**Objective**
Reproduce every line of the records below word for word, leaving out the pictures.

**Items**
▼

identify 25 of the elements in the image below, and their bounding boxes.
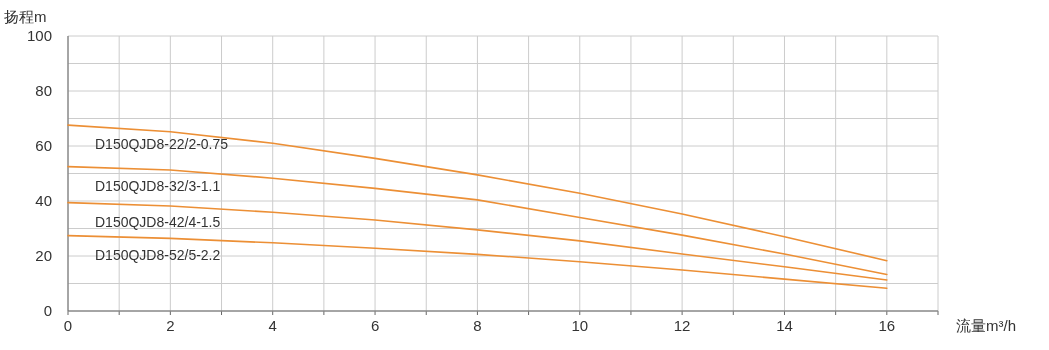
- line-series: [67, 165, 888, 276]
- x-tick-label: 2: [166, 317, 175, 334]
- y-tick-label: 80: [35, 82, 52, 99]
- x-axis-title: 流量m³/h: [956, 317, 1016, 334]
- x-tick-label: 8: [473, 317, 482, 334]
- x-tick-label: 14: [776, 317, 793, 334]
- y-axis-title: 扬程m: [4, 8, 47, 25]
- line-series: [67, 124, 888, 262]
- series-label: D150QJD8-42/4-1.5: [95, 213, 221, 230]
- line-series: [67, 201, 888, 281]
- series-label: D150QJD8-32/3-1.1: [95, 177, 221, 194]
- y-tick-label: 60: [35, 137, 52, 154]
- y-tick-label: 100: [26, 27, 52, 44]
- y-tick-label: 20: [35, 247, 52, 264]
- y-tick-label: 40: [35, 192, 52, 209]
- x-tick-label: 0: [63, 317, 73, 334]
- series-label: D150QJD8-52/5-2.2: [95, 246, 221, 263]
- x-tick-label: 6: [370, 317, 380, 334]
- line-series: [67, 234, 888, 289]
- x-tick-label: 12: [673, 317, 691, 334]
- x-tick-label: 10: [571, 317, 589, 334]
- y-tick-label: 0: [43, 302, 52, 319]
- x-tick-label: 16: [878, 317, 896, 334]
- series-label: D150QJD8-22/2-0.75: [95, 136, 229, 153]
- x-tick-label: 4: [268, 317, 277, 334]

▲

**Solved exercise**
identify 25 of the elements in the image below, and their bounding boxes.
- line-series: [67, 165, 888, 276]
- x-tick-label: 2: [166, 317, 175, 334]
- y-tick-label: 80: [35, 82, 52, 99]
- x-axis-title: 流量m³/h: [956, 317, 1016, 334]
- x-tick-label: 8: [473, 317, 482, 334]
- x-tick-label: 14: [776, 317, 793, 334]
- y-axis-title: 扬程m: [4, 8, 47, 25]
- line-series: [67, 124, 888, 262]
- series-label: D150QJD8-42/4-1.5: [95, 213, 221, 230]
- line-series: [67, 201, 888, 281]
- series-label: D150QJD8-32/3-1.1: [95, 177, 221, 194]
- y-tick-label: 60: [35, 137, 52, 154]
- y-tick-label: 100: [26, 27, 52, 44]
- y-tick-label: 20: [35, 247, 52, 264]
- y-tick-label: 40: [35, 192, 52, 209]
- x-tick-label: 0: [63, 317, 73, 334]
- series-label: D150QJD8-52/5-2.2: [95, 246, 221, 263]
- x-tick-label: 6: [370, 317, 380, 334]
- line-series: [67, 234, 888, 289]
- x-tick-label: 12: [673, 317, 691, 334]
- x-tick-label: 10: [571, 317, 589, 334]
- y-tick-label: 0: [43, 302, 52, 319]
- x-tick-label: 16: [878, 317, 896, 334]
- series-label: D150QJD8-22/2-0.75: [95, 136, 229, 153]
- x-tick-label: 4: [268, 317, 277, 334]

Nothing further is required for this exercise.